Now, if your last encounter with rum had you shaking off a terrible hangover or you're thinking $60 sounds pricey for a bottle of rum, there are some misconceptions to clear up. First, the number listed on Caribbean rums typically refers to the oldest rum in the mix, unlike whiskey, which lists the youngest (there are some exceptions). But if the number on your "extra-old" rum still seems low, consider the warm, humid climates from which rum comes: Tropical aging can expedite evaporation twofold, meaning flavors and smoothness develop quicker in the barrel. A bottle of Bacardí Añejo Cuatro, for example, might take only four years to reach its optimum flavor profile, but if it were aged in the more temperate northern Europe, this process could take almost a decade.

Types of Rum

Another thing to remember is that due to a lack of regulations, rum is incredibly diverse. In contrast to tequila, which must be produced using 100 percent blue agave in designated regions of Mexico, or Scotch, which must be produced with malted barley in Scotland, rum can come from technically anywhere, though it feels most at home on island nations, such as the Caribbean. And it can be made from sugarcane, sugarcane molasses or other cane by-products. That means rums can range from sweet-but-complex darker varieties to drier ones with strong oaky finishes—all worthy of tasting on their own.

Provided data —

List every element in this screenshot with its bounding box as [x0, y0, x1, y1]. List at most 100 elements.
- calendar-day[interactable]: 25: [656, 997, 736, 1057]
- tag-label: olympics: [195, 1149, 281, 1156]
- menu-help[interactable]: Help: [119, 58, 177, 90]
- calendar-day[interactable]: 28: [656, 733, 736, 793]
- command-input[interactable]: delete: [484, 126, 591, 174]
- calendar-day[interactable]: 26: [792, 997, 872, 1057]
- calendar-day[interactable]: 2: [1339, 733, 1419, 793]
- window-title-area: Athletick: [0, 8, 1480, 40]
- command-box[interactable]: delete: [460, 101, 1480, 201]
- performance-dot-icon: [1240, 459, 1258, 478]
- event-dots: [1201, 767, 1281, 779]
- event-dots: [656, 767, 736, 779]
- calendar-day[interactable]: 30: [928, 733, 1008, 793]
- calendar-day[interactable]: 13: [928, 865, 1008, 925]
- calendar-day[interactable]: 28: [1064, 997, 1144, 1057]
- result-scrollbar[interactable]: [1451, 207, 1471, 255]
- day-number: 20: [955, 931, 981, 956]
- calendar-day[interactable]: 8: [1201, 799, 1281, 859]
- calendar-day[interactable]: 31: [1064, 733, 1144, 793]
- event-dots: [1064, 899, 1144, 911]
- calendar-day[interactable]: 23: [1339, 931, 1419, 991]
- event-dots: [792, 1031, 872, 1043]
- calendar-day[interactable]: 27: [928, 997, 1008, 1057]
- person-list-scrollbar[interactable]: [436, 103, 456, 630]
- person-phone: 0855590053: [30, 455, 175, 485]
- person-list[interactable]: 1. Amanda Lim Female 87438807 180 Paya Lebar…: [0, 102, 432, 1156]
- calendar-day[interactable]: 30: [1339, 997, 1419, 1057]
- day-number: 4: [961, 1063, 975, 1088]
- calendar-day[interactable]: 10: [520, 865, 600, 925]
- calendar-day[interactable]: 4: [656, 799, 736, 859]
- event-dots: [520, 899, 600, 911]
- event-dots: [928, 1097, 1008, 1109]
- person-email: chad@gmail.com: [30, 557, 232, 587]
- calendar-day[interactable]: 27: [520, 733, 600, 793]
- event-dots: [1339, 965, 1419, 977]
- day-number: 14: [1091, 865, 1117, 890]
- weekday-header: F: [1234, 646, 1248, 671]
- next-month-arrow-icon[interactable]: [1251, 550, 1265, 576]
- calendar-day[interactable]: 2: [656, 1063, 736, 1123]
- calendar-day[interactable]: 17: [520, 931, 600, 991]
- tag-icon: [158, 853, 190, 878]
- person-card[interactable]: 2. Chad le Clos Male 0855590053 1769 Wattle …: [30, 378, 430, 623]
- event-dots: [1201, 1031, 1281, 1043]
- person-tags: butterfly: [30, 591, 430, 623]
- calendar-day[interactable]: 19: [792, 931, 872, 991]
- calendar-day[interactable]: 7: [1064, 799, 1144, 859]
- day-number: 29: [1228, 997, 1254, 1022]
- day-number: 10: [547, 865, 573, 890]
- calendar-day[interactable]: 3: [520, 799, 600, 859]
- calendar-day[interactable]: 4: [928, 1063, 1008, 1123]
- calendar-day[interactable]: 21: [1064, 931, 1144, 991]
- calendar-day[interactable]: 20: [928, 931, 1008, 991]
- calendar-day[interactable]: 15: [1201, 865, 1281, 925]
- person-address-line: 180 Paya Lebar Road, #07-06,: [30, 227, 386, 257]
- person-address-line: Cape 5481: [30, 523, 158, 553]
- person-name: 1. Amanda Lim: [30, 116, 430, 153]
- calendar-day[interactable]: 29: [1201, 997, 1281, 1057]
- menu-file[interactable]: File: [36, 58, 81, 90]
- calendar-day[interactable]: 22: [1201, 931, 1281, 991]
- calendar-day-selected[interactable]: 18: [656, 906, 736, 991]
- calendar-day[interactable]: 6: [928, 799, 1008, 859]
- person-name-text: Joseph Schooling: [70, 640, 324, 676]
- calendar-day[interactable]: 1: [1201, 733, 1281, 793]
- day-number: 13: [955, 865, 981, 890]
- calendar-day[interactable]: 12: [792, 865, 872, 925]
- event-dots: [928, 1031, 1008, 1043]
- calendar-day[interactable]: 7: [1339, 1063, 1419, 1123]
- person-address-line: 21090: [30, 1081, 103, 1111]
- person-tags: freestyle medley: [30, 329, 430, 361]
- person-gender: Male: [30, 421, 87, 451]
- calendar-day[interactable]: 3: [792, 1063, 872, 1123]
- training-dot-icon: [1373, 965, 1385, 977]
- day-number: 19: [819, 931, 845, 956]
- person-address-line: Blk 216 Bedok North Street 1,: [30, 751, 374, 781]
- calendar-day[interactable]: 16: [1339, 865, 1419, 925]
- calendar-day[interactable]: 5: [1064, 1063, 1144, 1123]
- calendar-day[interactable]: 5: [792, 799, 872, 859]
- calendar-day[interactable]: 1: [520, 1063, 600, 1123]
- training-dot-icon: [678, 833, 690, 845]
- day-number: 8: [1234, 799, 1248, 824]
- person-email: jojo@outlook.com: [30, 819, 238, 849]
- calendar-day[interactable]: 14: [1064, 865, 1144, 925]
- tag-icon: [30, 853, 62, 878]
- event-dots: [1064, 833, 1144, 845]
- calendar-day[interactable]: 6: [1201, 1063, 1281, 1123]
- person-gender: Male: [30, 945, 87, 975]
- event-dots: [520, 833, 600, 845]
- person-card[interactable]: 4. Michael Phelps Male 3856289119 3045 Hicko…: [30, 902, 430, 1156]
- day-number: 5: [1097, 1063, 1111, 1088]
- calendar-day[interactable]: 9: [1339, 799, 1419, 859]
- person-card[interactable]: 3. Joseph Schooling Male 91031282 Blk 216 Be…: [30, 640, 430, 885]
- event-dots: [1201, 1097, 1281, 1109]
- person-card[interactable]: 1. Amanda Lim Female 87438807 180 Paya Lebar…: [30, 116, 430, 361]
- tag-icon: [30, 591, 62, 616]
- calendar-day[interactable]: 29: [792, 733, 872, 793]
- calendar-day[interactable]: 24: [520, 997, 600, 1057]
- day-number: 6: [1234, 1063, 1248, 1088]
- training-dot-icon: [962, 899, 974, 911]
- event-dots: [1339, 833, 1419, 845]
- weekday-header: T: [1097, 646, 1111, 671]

Written exercise —
Please reproduce the rum passage word for word, starting with "Another thing to" and going on through "on their own.". None of the records are needed for this work.

Written solution —
Another thing to remember is that due to a lack of regulations, rum is incredibly diverse. In contrast to tequila, which must be produced using 100 percent blue agave in designated regions of Mexico, or Scotch, which must be produced with malted barley in Scotland, rum can come from technically anywhere, though it feels most at home on island nations, such as the Caribbean. And it can be made from sugarcane, sugarcane molasses or other cane by-products. That means rums can range from sweet-but-complex darker varieties to drier ones with strong oaky finishes—all worthy of tasting on their own.